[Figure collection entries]
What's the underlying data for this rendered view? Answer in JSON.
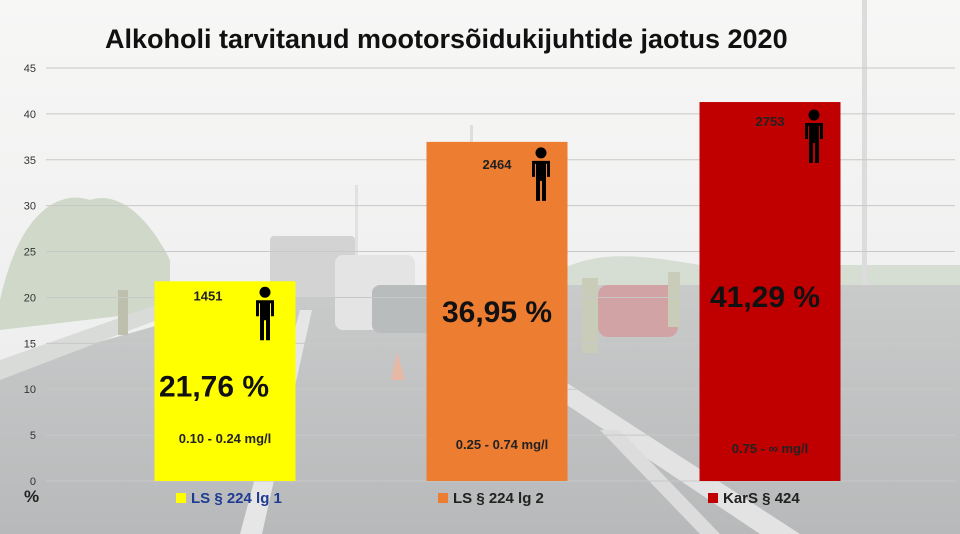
{
  "title": "Alkoholi tarvitanud mootorsõidukijuhtide jaotus 2020",
  "y_unit": "%",
  "colors": {
    "yellow": "#FFFF00",
    "orange": "#ED7D31",
    "red": "#C00000",
    "legend_text_blue": "#1F3A93"
  },
  "chart_data": {
    "type": "bar",
    "categories": [
      "LS § 224 lg 1",
      "LS § 224 lg 2",
      "KarS § 424"
    ],
    "values": [
      21.76,
      36.95,
      41.29
    ],
    "value_labels": [
      "21,76 %",
      "36,95 %",
      "41,29 %"
    ],
    "counts": [
      "1451",
      "2464",
      "2753"
    ],
    "ranges": [
      "0.10 - 0.24 mg/l",
      "0.25 - 0.74 mg/l",
      "0.75 - ∞ mg/l"
    ],
    "bar_colors": [
      "#FFFF00",
      "#ED7D31",
      "#C00000"
    ],
    "legend_text_colors": [
      "#1F3A93",
      "#222222",
      "#222222"
    ],
    "count_icon": "person-icon",
    "yticks": [
      "0",
      "5",
      "10",
      "15",
      "20",
      "25",
      "30",
      "35",
      "40",
      "45"
    ],
    "ylim": [
      0,
      45
    ],
    "ylabel": "%",
    "grid": true,
    "legend_position": "bottom"
  }
}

* **Task to carry out**: Copy the records above exactly, leaving out every picture.

* **Response to this task**:
What's the underlying data for this rendered view? Answer in JSON.
{
  "title": "Alkoholi tarvitanud mootorsõidukijuhtide jaotus 2020",
  "y_unit": "%",
  "colors": {
    "yellow": "#FFFF00",
    "orange": "#ED7D31",
    "red": "#C00000",
    "legend_text_blue": "#1F3A93"
  },
  "chart_data": {
    "type": "bar",
    "categories": [
      "LS § 224 lg 1",
      "LS § 224 lg 2",
      "KarS § 424"
    ],
    "values": [
      21.76,
      36.95,
      41.29
    ],
    "value_labels": [
      "21,76 %",
      "36,95 %",
      "41,29 %"
    ],
    "counts": [
      "1451",
      "2464",
      "2753"
    ],
    "ranges": [
      "0.10 - 0.24 mg/l",
      "0.25 - 0.74 mg/l",
      "0.75 - ∞ mg/l"
    ],
    "bar_colors": [
      "#FFFF00",
      "#ED7D31",
      "#C00000"
    ],
    "legend_text_colors": [
      "#1F3A93",
      "#222222",
      "#222222"
    ],
    "count_icon": "person-icon",
    "yticks": [
      "0",
      "5",
      "10",
      "15",
      "20",
      "25",
      "30",
      "35",
      "40",
      "45"
    ],
    "ylim": [
      0,
      45
    ],
    "ylabel": "%",
    "grid": true,
    "legend_position": "bottom"
  }
}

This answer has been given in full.